SUPPLIED DATA:
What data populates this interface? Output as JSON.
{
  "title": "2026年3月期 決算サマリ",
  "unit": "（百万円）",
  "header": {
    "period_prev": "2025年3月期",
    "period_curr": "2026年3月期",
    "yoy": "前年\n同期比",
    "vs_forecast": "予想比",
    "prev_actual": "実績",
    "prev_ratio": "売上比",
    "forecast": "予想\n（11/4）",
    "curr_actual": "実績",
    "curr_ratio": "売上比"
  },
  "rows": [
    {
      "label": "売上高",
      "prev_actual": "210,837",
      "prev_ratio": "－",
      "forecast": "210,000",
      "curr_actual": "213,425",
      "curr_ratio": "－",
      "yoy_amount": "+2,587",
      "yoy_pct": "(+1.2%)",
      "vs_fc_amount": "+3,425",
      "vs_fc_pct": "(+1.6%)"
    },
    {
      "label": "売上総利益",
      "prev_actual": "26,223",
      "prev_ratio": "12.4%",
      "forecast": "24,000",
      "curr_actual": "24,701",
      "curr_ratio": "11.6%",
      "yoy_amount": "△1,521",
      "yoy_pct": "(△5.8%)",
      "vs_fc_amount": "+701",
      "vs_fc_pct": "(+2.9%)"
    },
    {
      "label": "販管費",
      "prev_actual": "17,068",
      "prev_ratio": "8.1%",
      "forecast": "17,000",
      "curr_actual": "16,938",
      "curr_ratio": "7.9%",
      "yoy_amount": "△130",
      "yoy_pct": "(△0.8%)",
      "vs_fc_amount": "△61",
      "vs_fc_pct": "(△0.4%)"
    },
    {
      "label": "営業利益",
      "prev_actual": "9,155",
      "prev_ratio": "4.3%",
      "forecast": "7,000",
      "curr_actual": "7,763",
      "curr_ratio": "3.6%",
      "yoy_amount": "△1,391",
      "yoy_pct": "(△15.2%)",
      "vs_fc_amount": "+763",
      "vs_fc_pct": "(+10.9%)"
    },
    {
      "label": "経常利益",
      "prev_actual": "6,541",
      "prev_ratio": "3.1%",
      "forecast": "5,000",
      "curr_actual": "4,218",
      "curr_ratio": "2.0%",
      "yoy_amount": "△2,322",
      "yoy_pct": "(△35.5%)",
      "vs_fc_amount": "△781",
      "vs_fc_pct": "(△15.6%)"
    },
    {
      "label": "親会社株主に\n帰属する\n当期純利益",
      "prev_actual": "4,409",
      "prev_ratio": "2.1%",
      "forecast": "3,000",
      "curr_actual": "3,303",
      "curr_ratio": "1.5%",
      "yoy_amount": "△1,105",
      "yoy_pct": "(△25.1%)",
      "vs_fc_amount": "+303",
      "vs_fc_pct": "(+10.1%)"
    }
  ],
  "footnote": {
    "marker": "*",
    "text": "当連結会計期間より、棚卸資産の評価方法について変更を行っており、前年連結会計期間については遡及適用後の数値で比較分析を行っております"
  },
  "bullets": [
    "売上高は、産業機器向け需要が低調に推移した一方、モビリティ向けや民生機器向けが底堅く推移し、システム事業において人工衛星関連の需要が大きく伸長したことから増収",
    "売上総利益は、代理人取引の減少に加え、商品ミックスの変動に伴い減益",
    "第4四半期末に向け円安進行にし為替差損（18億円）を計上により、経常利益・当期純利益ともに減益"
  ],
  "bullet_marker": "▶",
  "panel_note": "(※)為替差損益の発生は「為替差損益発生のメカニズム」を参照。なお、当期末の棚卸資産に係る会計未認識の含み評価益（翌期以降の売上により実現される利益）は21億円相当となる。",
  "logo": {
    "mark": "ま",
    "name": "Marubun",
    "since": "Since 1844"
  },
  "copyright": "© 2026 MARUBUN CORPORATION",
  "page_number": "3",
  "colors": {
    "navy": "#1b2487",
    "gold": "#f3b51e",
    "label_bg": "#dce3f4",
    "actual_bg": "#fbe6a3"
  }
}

GOAL: Give all the records again. Match them exactly.

COMPLETE OUTPUT:
What data populates this interface? Output as JSON.
{
  "title": "2026年3月期 決算サマリ",
  "unit": "（百万円）",
  "header": {
    "period_prev": "2025年3月期",
    "period_curr": "2026年3月期",
    "yoy": "前年\n同期比",
    "vs_forecast": "予想比",
    "prev_actual": "実績",
    "prev_ratio": "売上比",
    "forecast": "予想\n（11/4）",
    "curr_actual": "実績",
    "curr_ratio": "売上比"
  },
  "rows": [
    {
      "label": "売上高",
      "prev_actual": "210,837",
      "prev_ratio": "－",
      "forecast": "210,000",
      "curr_actual": "213,425",
      "curr_ratio": "－",
      "yoy_amount": "+2,587",
      "yoy_pct": "(+1.2%)",
      "vs_fc_amount": "+3,425",
      "vs_fc_pct": "(+1.6%)"
    },
    {
      "label": "売上総利益",
      "prev_actual": "26,223",
      "prev_ratio": "12.4%",
      "forecast": "24,000",
      "curr_actual": "24,701",
      "curr_ratio": "11.6%",
      "yoy_amount": "△1,521",
      "yoy_pct": "(△5.8%)",
      "vs_fc_amount": "+701",
      "vs_fc_pct": "(+2.9%)"
    },
    {
      "label": "販管費",
      "prev_actual": "17,068",
      "prev_ratio": "8.1%",
      "forecast": "17,000",
      "curr_actual": "16,938",
      "curr_ratio": "7.9%",
      "yoy_amount": "△130",
      "yoy_pct": "(△0.8%)",
      "vs_fc_amount": "△61",
      "vs_fc_pct": "(△0.4%)"
    },
    {
      "label": "営業利益",
      "prev_actual": "9,155",
      "prev_ratio": "4.3%",
      "forecast": "7,000",
      "curr_actual": "7,763",
      "curr_ratio": "3.6%",
      "yoy_amount": "△1,391",
      "yoy_pct": "(△15.2%)",
      "vs_fc_amount": "+763",
      "vs_fc_pct": "(+10.9%)"
    },
    {
      "label": "経常利益",
      "prev_actual": "6,541",
      "prev_ratio": "3.1%",
      "forecast": "5,000",
      "curr_actual": "4,218",
      "curr_ratio": "2.0%",
      "yoy_amount": "△2,322",
      "yoy_pct": "(△35.5%)",
      "vs_fc_amount": "△781",
      "vs_fc_pct": "(△15.6%)"
    },
    {
      "label": "親会社株主に\n帰属する\n当期純利益",
      "prev_actual": "4,409",
      "prev_ratio": "2.1%",
      "forecast": "3,000",
      "curr_actual": "3,303",
      "curr_ratio": "1.5%",
      "yoy_amount": "△1,105",
      "yoy_pct": "(△25.1%)",
      "vs_fc_amount": "+303",
      "vs_fc_pct": "(+10.1%)"
    }
  ],
  "footnote": {
    "marker": "*",
    "text": "当連結会計期間より、棚卸資産の評価方法について変更を行っており、前年連結会計期間については遡及適用後の数値で比較分析を行っております"
  },
  "bullets": [
    "売上高は、産業機器向け需要が低調に推移した一方、モビリティ向けや民生機器向けが底堅く推移し、システム事業において人工衛星関連の需要が大きく伸長したことから増収",
    "売上総利益は、代理人取引の減少に加え、商品ミックスの変動に伴い減益",
    "第4四半期末に向け円安進行にし為替差損（18億円）を計上により、経常利益・当期純利益ともに減益"
  ],
  "bullet_marker": "▶",
  "panel_note": "(※)為替差損益の発生は「為替差損益発生のメカニズム」を参照。なお、当期末の棚卸資産に係る会計未認識の含み評価益（翌期以降の売上により実現される利益）は21億円相当となる。",
  "logo": {
    "mark": "ま",
    "name": "Marubun",
    "since": "Since 1844"
  },
  "copyright": "© 2026 MARUBUN CORPORATION",
  "page_number": "3",
  "colors": {
    "navy": "#1b2487",
    "gold": "#f3b51e",
    "label_bg": "#dce3f4",
    "actual_bg": "#fbe6a3"
  }
}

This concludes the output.